◆ **Do this**:
Without the pictures, copy the entries below word for word.

** begin Records shown **

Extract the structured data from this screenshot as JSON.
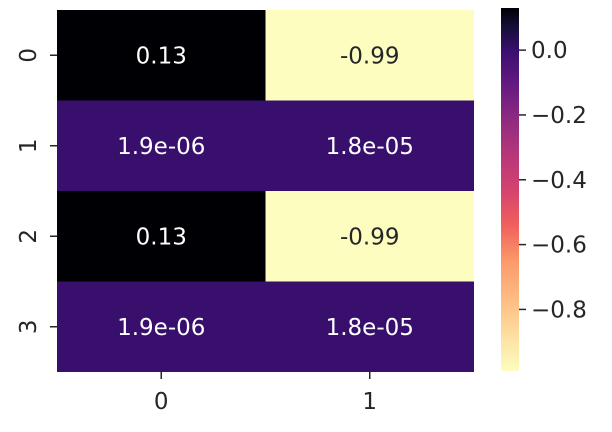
{
  "chart_data": {
    "type": "heatmap",
    "title": "",
    "xlabel": "",
    "ylabel": "",
    "x_categories": [
      "0",
      "1"
    ],
    "y_categories": [
      "0",
      "1",
      "2",
      "3"
    ],
    "values": [
      [
        0.13,
        -0.99
      ],
      [
        1.9e-06,
        1.8e-05
      ],
      [
        0.13,
        -0.99
      ],
      [
        1.9e-06,
        1.8e-05
      ]
    ],
    "annotations": [
      [
        "0.13",
        "-0.99"
      ],
      [
        "1.9e-06",
        "1.8e-05"
      ],
      [
        "0.13",
        "-0.99"
      ],
      [
        "1.9e-06",
        "1.8e-05"
      ]
    ],
    "colormap": "magma_r",
    "colorbar": {
      "vmin": -0.99,
      "vmax": 0.13,
      "ticks": [
        0.0,
        -0.2,
        -0.4,
        -0.6,
        -0.8
      ],
      "tick_labels": [
        "0.0",
        "−0.2",
        "−0.4",
        "−0.6",
        "−0.8"
      ],
      "placement": "right"
    },
    "colors": {
      "max": "#000004",
      "near_zero": "#1a1042",
      "min": "#fcfdbf",
      "text_on_dark": "#ffffff",
      "text_on_light": "#262626"
    }
  }
}
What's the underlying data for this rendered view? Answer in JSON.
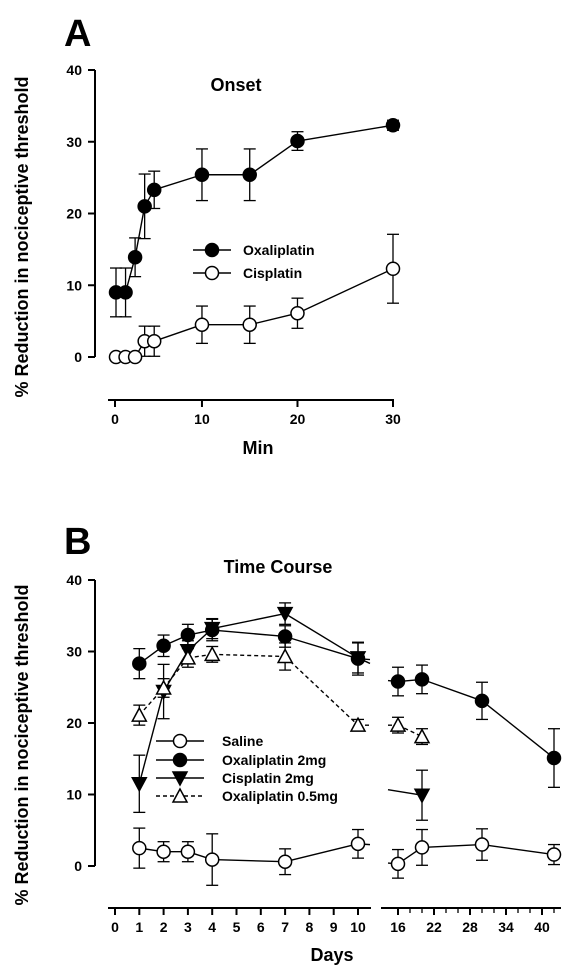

** end Records shown **

◆ **Correct output**:
Extract the structured data from this screenshot as JSON.
{
  "chart_data": {
    "type": "heatmap",
    "title": "",
    "xlabel": "",
    "ylabel": "",
    "x_categories": [
      "0",
      "1"
    ],
    "y_categories": [
      "0",
      "1",
      "2",
      "3"
    ],
    "values": [
      [
        0.13,
        -0.99
      ],
      [
        1.9e-06,
        1.8e-05
      ],
      [
        0.13,
        -0.99
      ],
      [
        1.9e-06,
        1.8e-05
      ]
    ],
    "annotations": [
      [
        "0.13",
        "-0.99"
      ],
      [
        "1.9e-06",
        "1.8e-05"
      ],
      [
        "0.13",
        "-0.99"
      ],
      [
        "1.9e-06",
        "1.8e-05"
      ]
    ],
    "colormap": "magma_r",
    "colorbar": {
      "vmin": -0.99,
      "vmax": 0.13,
      "ticks": [
        0.0,
        -0.2,
        -0.4,
        -0.6,
        -0.8
      ],
      "tick_labels": [
        "0.0",
        "−0.2",
        "−0.4",
        "−0.6",
        "−0.8"
      ],
      "placement": "right"
    },
    "colors": {
      "max": "#000004",
      "near_zero": "#1a1042",
      "min": "#fcfdbf",
      "text_on_dark": "#ffffff",
      "text_on_light": "#262626"
    }
  }
}
What's the underlying data for this rendered view? Answer in JSON.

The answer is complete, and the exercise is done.